══ SUPPLIED MATERIAL

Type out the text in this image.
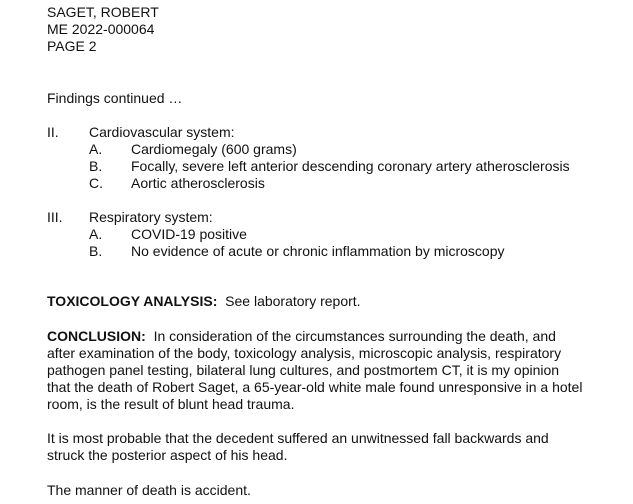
SAGET, ROBERT
ME 2022-000064
PAGE 2
Findings continued …
II. Cardiovascular system:
A. Cardiomegaly (600 grams)
B. Focally, severe left anterior descending coronary artery atherosclerosis
C. Aortic atherosclerosis
III. Respiratory system:
A. COVID-19 positive
B. No evidence of acute or chronic inflammation by microscopy
TOXICOLOGY ANALYSIS: See laboratory report.
CONCLUSION: In consideration of the circumstances surrounding the death, and
after examination of the body, toxicology analysis, microscopic analysis, respiratory
pathogen panel testing, bilateral lung cultures, and postmortem CT, it is my opinion
that the death of Robert Saget, a 65-year-old white male found unresponsive in a hotel
room, is the result of blunt head trauma.
It is most probable that the decedent suffered an unwitnessed fall backwards and
struck the posterior aspect of his head.
The manner of death is accident.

════

**REQUIREMENT**
Print all of the data exactly, and do not carry over any pictures.

**COMPLETED EXERCISE**
Type out the text in this image.
SAGET, ROBERT
ME 2022-000064
PAGE 2
Findings continued …
II. Cardiovascular system:
A. Cardiomegaly (600 grams)
B. Focally, severe left anterior descending coronary artery atherosclerosis
C. Aortic atherosclerosis
III. Respiratory system:
A. COVID-19 positive
B. No evidence of acute or chronic inflammation by microscopy
TOXICOLOGY ANALYSIS: See laboratory report.
CONCLUSION: In consideration of the circumstances surrounding the death, and
after examination of the body, toxicology analysis, microscopic analysis, respiratory
pathogen panel testing, bilateral lung cultures, and postmortem CT, it is my opinion
that the death of Robert Saget, a 65-year-old white male found unresponsive in a hotel
room, is the result of blunt head trauma.
It is most probable that the decedent suffered an unwitnessed fall backwards and
struck the posterior aspect of his head.
The manner of death is accident.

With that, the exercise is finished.